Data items
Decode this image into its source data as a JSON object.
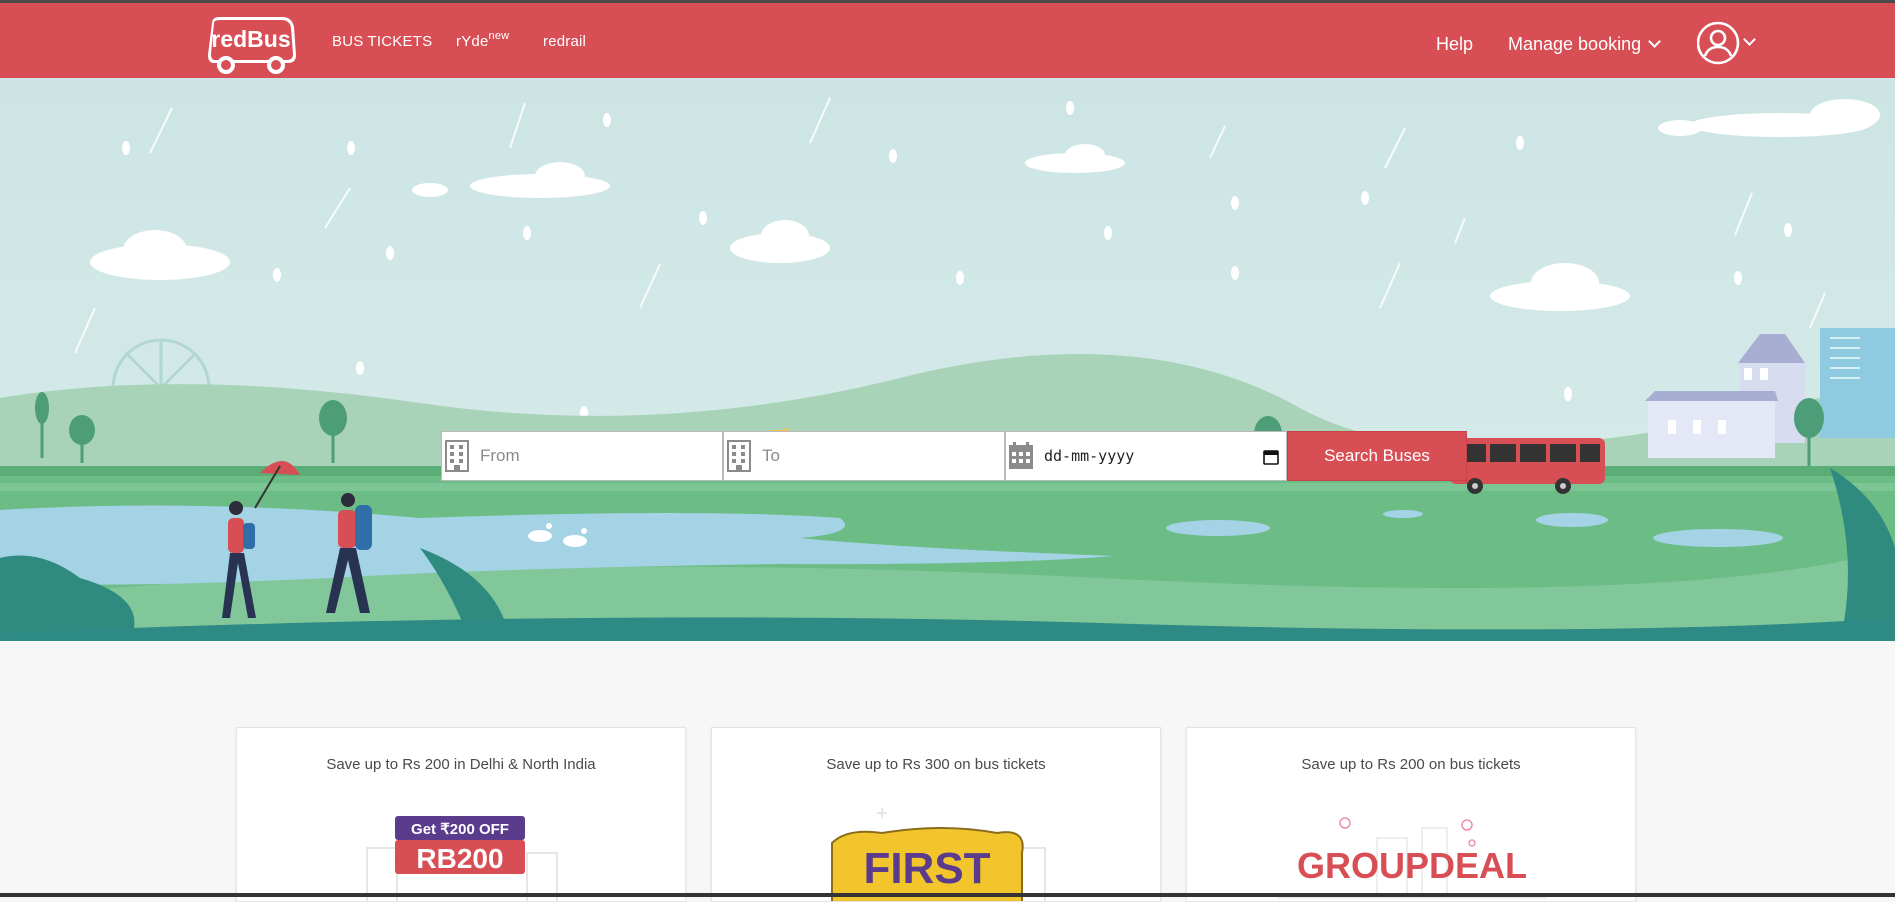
{
  "header": {
    "logo_text": "redBus",
    "nav": {
      "bus_tickets": "BUS TICKETS",
      "ryde": "rYde",
      "ryde_badge": "new",
      "redrail": "redrail"
    },
    "help": "Help",
    "manage_booking": "Manage booking"
  },
  "search": {
    "from_placeholder": "From",
    "to_placeholder": "To",
    "date_value": "dd-mm-yyyy",
    "button_label": "Search Buses"
  },
  "offers": [
    {
      "title": "Save up to Rs 200 in Delhi & North India",
      "badge_top": "Get ₹200 OFF",
      "code": "RB200"
    },
    {
      "title": "Save up to Rs 300 on bus tickets",
      "code": "FIRST"
    },
    {
      "title": "Save up to Rs 200 on bus tickets",
      "code": "GROUPDEAL"
    }
  ],
  "colors": {
    "brand_red": "#d84e55",
    "sky": "#cde6e5",
    "grass": "#7bc595",
    "water": "#9ed0e2"
  },
  "icons": [
    "building-icon",
    "calendar-icon",
    "user-icon",
    "chevron-down-icon"
  ]
}
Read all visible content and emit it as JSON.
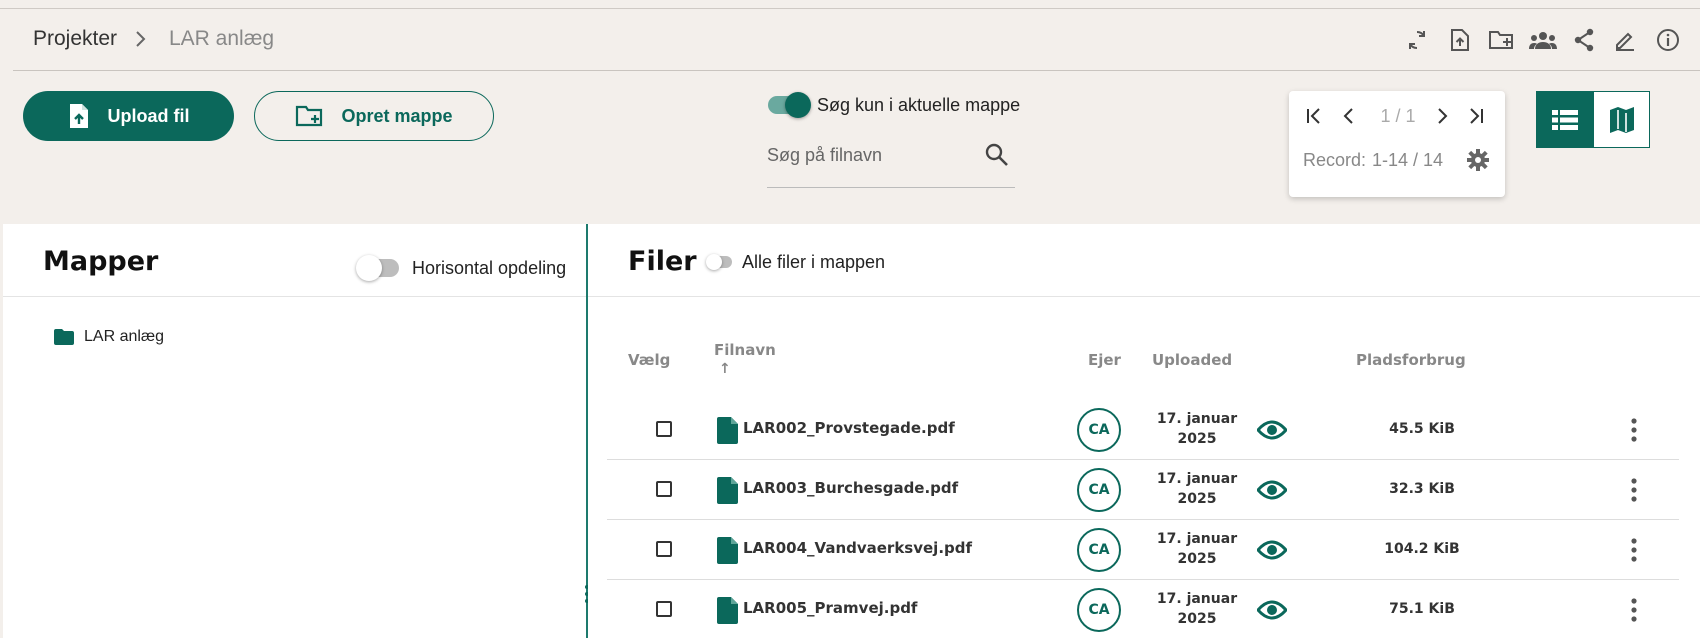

▶ YOUR TASK:
Transcribe all the records above word for word, without their images.

▶ PROBLEM SOLUTION:
Decode this image into its source data as a JSON object.
{
  "header": {
    "logo_text": "redBus",
    "nav": {
      "bus_tickets": "BUS TICKETS",
      "ryde": "rYde",
      "ryde_badge": "new",
      "redrail": "redrail"
    },
    "help": "Help",
    "manage_booking": "Manage booking"
  },
  "search": {
    "from_placeholder": "From",
    "to_placeholder": "To",
    "date_value": "dd-mm-yyyy",
    "button_label": "Search Buses"
  },
  "offers": [
    {
      "title": "Save up to Rs 200 in Delhi & North India",
      "badge_top": "Get ₹200 OFF",
      "code": "RB200"
    },
    {
      "title": "Save up to Rs 300 on bus tickets",
      "code": "FIRST"
    },
    {
      "title": "Save up to Rs 200 on bus tickets",
      "code": "GROUPDEAL"
    }
  ],
  "colors": {
    "brand_red": "#d84e55",
    "sky": "#cde6e5",
    "grass": "#7bc595",
    "water": "#9ed0e2"
  },
  "icons": [
    "building-icon",
    "calendar-icon",
    "user-icon",
    "chevron-down-icon"
  ]
}
Read all visible content and emit it as JSON.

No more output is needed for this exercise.